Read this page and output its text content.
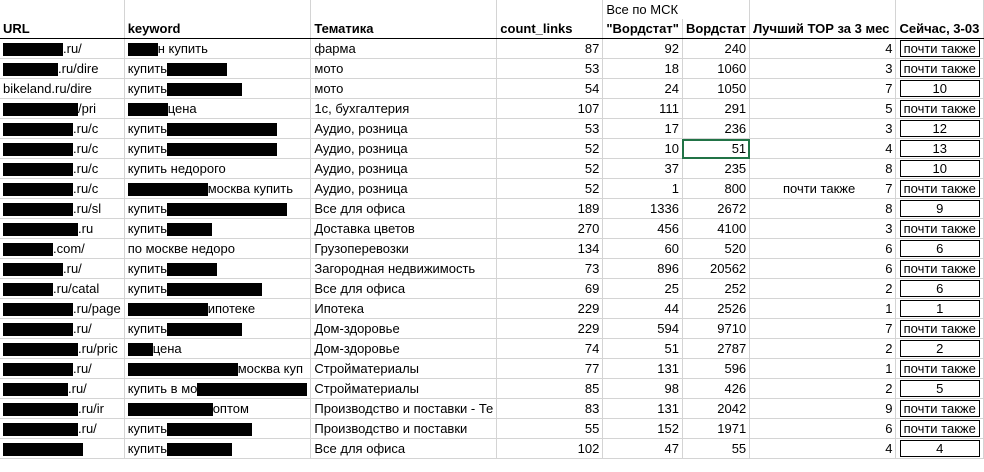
				Все по МСК			
URL	keyword	Тематика	count_links	"Вордстат"	Вордстат	Лучший ТОР за 3 мес	Сейчас, 3-03
.ru/	н купить	фарма	87	92	240	4	почти также
.ru/dire	купить	мото	53	18	1060	3	почти также
bikeland.ru/dire	купить	мото	54	24	1050	7	10
/pri	цена	1с, бухгалтерия	107	111	291	5	почти также
.ru/c	купить	Аудио, розница	53	17	236	3	12
.ru/c	купить	Аудио, розница	52	10	51	4	13
.ru/c	купить недорого	Аудио, розница	52	37	235	8	10
.ru/c	москва купить	Аудио, розница	52	1	800	почти также 7	почти также
.ru/sl	купить	Все для офиса	189	1336	2672	8	9
.ru	купить	Доставка цветов	270	456	4100	3	почти также
.com/	по москве недоро	Грузоперевозки	134	60	520	6	6
.ru/	купить	Загородная недвижимость	73	896	20562	6	почти также
.ru/catal	купить	Все для офиса	69	25	252	2	6
.ru/page	ипотеке	Ипотека	229	44	2526	1	1
.ru/	купить	Дом-здоровье	229	594	9710	7	почти также
.ru/pric	цена	Дом-здоровье	74	51	2787	2	2
.ru/	москва куп	Стройматериалы	77	131	596	1	почти также
.ru/	купить в мо	Стройматериалы	85	98	426	2	5
.ru/ir	оптом	Производство и поставки - Те	83	131	2042	9	почти также
.ru/	купить	Производство и поставки	55	152	1971	6	почти также
	купить	Все для офиса	102	47	55	4	4
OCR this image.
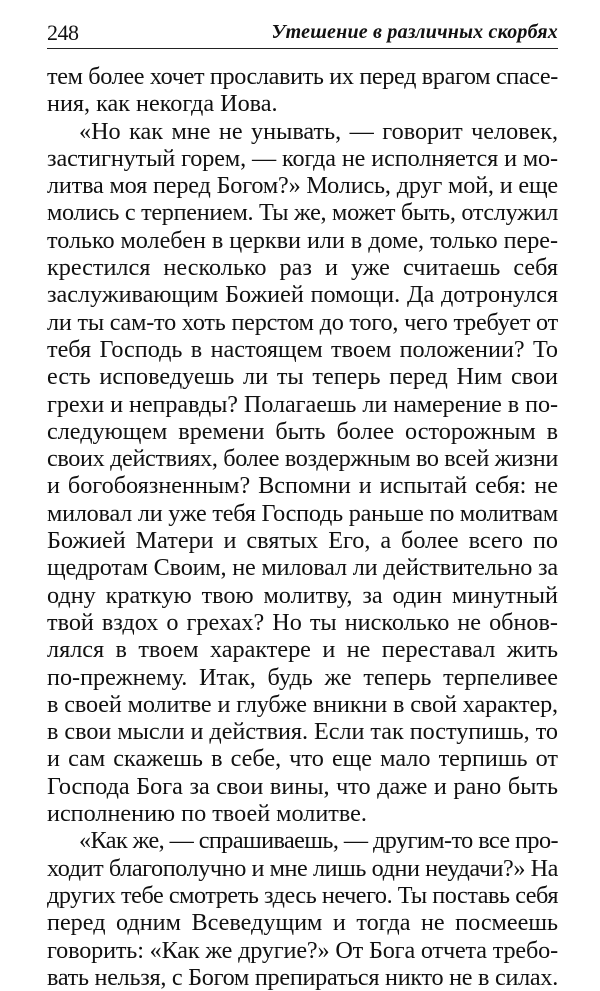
248	Утешение в различных скорбях
тем более хочет прославить их перед врагом спасе-
ния, как некогда Иова.
«Но как мне не унывать, — говорит человек,
застигнутый горем, — когда не исполняется и мо-
литва моя перед Богом?» Молись, друг мой, и еще
молись с терпением. Ты же, может быть, отслужил
только молебен в церкви или в доме, только пере-
крестился несколько раз и уже считаешь себя
заслуживающим Божией помощи. Да дотронулся
ли ты сам-то хоть перстом до того, чего требует от
тебя Господь в настоящем твоем положении? То
есть исповедуешь ли ты теперь перед Ним свои
грехи и неправды? Полагаешь ли намерение в по-
следующем времени быть более осторожным в
своих действиях, более воздержным во всей жизни
и богобоязненным? Вспомни и испытай себя: не
миловал ли уже тебя Господь раньше по молитвам
Божией Матери и святых Его, а более всего по
щедротам Своим, не миловал ли действительно за
одну краткую твою молитву, за один минутный
твой вздох о грехах? Но ты нисколько не обнов-
лялся в твоем характере и не переставал жить
по-прежнему. Итак, будь же теперь терпеливее
в своей молитве и глубже вникни в свой характер,
в свои мысли и действия. Если так поступишь, то
и сам скажешь в себе, что еще мало терпишь от
Господа Бога за свои вины, что даже и рано быть
исполнению по твоей молитве.
«Как же, — спрашиваешь, — другим-то все про-
ходит благополучно и мне лишь одни неудачи?» На
других тебе смотреть здесь нечего. Ты поставь себя
перед одним Всеведущим и тогда не посмеешь
говорить: «Как же другие?» От Бога отчета требо-
вать нельзя, с Богом препираться никто не в силах.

### Task objective
Copy, from the material above, each line in which the string "более" occurs.

### Completed task
тем более хочет прославить их перед врагом спасе-
следующем времени быть более осторожным в
своих действиях, более воздержным во всей жизни
Божией Матери и святых Его, а более всего по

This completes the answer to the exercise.